## Exercise description
Write out the whole listing again, exactly as given.
-- Start Data shown --
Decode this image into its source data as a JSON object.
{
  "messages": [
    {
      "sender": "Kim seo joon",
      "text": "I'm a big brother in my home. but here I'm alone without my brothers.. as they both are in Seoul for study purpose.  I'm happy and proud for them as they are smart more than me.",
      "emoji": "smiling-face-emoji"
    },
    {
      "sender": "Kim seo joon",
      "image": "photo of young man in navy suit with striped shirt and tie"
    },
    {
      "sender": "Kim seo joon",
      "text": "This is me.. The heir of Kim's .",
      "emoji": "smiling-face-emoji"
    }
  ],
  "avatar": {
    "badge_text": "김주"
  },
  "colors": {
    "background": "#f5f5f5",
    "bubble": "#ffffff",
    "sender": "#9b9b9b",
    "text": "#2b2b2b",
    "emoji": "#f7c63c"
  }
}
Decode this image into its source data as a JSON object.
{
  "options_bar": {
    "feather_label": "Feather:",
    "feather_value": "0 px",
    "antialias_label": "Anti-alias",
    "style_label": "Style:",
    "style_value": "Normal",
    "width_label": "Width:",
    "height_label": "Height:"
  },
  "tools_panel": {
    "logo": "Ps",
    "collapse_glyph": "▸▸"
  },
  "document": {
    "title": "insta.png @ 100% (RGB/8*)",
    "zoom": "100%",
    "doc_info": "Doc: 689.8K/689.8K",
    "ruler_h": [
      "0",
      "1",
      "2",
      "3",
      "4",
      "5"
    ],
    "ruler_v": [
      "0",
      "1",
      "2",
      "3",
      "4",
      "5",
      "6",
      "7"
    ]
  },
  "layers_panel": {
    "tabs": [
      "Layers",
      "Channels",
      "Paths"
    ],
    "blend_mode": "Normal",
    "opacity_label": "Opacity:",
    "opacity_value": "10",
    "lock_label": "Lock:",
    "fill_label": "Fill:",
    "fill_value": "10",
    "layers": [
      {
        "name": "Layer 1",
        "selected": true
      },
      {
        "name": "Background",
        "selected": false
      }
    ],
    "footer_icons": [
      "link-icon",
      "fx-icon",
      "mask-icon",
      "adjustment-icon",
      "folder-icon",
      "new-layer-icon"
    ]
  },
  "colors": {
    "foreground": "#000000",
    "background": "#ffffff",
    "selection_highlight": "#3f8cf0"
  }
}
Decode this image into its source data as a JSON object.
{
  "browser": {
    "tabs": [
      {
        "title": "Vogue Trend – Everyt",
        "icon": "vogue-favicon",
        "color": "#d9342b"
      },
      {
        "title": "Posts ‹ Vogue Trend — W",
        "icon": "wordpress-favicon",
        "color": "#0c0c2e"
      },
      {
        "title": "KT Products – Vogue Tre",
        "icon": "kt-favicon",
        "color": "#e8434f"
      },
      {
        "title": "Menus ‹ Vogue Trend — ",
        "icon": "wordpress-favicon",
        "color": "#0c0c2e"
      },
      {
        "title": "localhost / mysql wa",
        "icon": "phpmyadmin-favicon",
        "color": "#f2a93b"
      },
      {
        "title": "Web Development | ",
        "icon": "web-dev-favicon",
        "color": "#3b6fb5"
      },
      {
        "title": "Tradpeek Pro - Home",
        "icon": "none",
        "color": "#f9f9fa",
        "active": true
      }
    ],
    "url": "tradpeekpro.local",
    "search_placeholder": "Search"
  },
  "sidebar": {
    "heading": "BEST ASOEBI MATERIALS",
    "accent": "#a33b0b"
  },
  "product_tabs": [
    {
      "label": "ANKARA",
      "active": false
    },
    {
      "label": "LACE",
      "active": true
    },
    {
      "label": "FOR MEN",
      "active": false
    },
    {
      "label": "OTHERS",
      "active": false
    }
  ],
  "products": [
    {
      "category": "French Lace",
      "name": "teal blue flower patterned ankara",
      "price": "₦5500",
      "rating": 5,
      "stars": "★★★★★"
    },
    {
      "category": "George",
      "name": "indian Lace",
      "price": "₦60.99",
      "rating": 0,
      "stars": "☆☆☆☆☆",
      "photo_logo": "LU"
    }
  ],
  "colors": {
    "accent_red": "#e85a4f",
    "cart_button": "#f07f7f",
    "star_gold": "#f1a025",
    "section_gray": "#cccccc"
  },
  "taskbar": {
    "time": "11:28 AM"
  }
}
-- End Data shown --
## Exercise response
Decode this image into its source data as a JSON object.
{
  "messages": [
    {
      "sender": "Kim seo joon",
      "text": "I'm a big brother in my home. but here I'm alone without my brothers.. as they both are in Seoul for study purpose.  I'm happy and proud for them as they are smart more than me.",
      "emoji": "smiling-face-emoji"
    },
    {
      "sender": "Kim seo joon",
      "image": "photo of young man in navy suit with striped shirt and tie"
    },
    {
      "sender": "Kim seo joon",
      "text": "This is me.. The heir of Kim's .",
      "emoji": "smiling-face-emoji"
    }
  ],
  "avatar": {
    "badge_text": "김주"
  },
  "colors": {
    "background": "#f5f5f5",
    "bubble": "#ffffff",
    "sender": "#9b9b9b",
    "text": "#2b2b2b",
    "emoji": "#f7c63c"
  }
}
Decode this image into its source data as a JSON object.
{
  "options_bar": {
    "feather_label": "Feather:",
    "feather_value": "0 px",
    "antialias_label": "Anti-alias",
    "style_label": "Style:",
    "style_value": "Normal",
    "width_label": "Width:",
    "height_label": "Height:"
  },
  "tools_panel": {
    "logo": "Ps",
    "collapse_glyph": "▸▸"
  },
  "document": {
    "title": "insta.png @ 100% (RGB/8*)",
    "zoom": "100%",
    "doc_info": "Doc: 689.8K/689.8K",
    "ruler_h": [
      "0",
      "1",
      "2",
      "3",
      "4",
      "5"
    ],
    "ruler_v": [
      "0",
      "1",
      "2",
      "3",
      "4",
      "5",
      "6",
      "7"
    ]
  },
  "layers_panel": {
    "tabs": [
      "Layers",
      "Channels",
      "Paths"
    ],
    "blend_mode": "Normal",
    "opacity_label": "Opacity:",
    "opacity_value": "10",
    "lock_label": "Lock:",
    "fill_label": "Fill:",
    "fill_value": "10",
    "layers": [
      {
        "name": "Layer 1",
        "selected": true
      },
      {
        "name": "Background",
        "selected": false
      }
    ],
    "footer_icons": [
      "link-icon",
      "fx-icon",
      "mask-icon",
      "adjustment-icon",
      "folder-icon",
      "new-layer-icon"
    ]
  },
  "colors": {
    "foreground": "#000000",
    "background": "#ffffff",
    "selection_highlight": "#3f8cf0"
  }
}
Decode this image into its source data as a JSON object.
{
  "browser": {
    "tabs": [
      {
        "title": "Vogue Trend – Everyt",
        "icon": "vogue-favicon",
        "color": "#d9342b"
      },
      {
        "title": "Posts ‹ Vogue Trend — W",
        "icon": "wordpress-favicon",
        "color": "#0c0c2e"
      },
      {
        "title": "KT Products – Vogue Tre",
        "icon": "kt-favicon",
        "color": "#e8434f"
      },
      {
        "title": "Menus ‹ Vogue Trend — ",
        "icon": "wordpress-favicon",
        "color": "#0c0c2e"
      },
      {
        "title": "localhost / mysql wa",
        "icon": "phpmyadmin-favicon",
        "color": "#f2a93b"
      },
      {
        "title": "Web Development | ",
        "icon": "web-dev-favicon",
        "color": "#3b6fb5"
      },
      {
        "title": "Tradpeek Pro - Home",
        "icon": "none",
        "color": "#f9f9fa",
        "active": true
      }
    ],
    "url": "tradpeekpro.local",
    "search_placeholder": "Search"
  },
  "sidebar": {
    "heading": "BEST ASOEBI MATERIALS",
    "accent": "#a33b0b"
  },
  "product_tabs": [
    {
      "label": "ANKARA",
      "active": false
    },
    {
      "label": "LACE",
      "active": true
    },
    {
      "label": "FOR MEN",
      "active": false
    },
    {
      "label": "OTHERS",
      "active": false
    }
  ],
  "products": [
    {
      "category": "French Lace",
      "name": "teal blue flower patterned ankara",
      "price": "₦5500",
      "rating": 5,
      "stars": "★★★★★"
    },
    {
      "category": "George",
      "name": "indian Lace",
      "price": "₦60.99",
      "rating": 0,
      "stars": "☆☆☆☆☆",
      "photo_logo": "LU"
    }
  ],
  "colors": {
    "accent_red": "#e85a4f",
    "cart_button": "#f07f7f",
    "star_gold": "#f1a025",
    "section_gray": "#cccccc"
  },
  "taskbar": {
    "time": "11:28 AM"
  }
}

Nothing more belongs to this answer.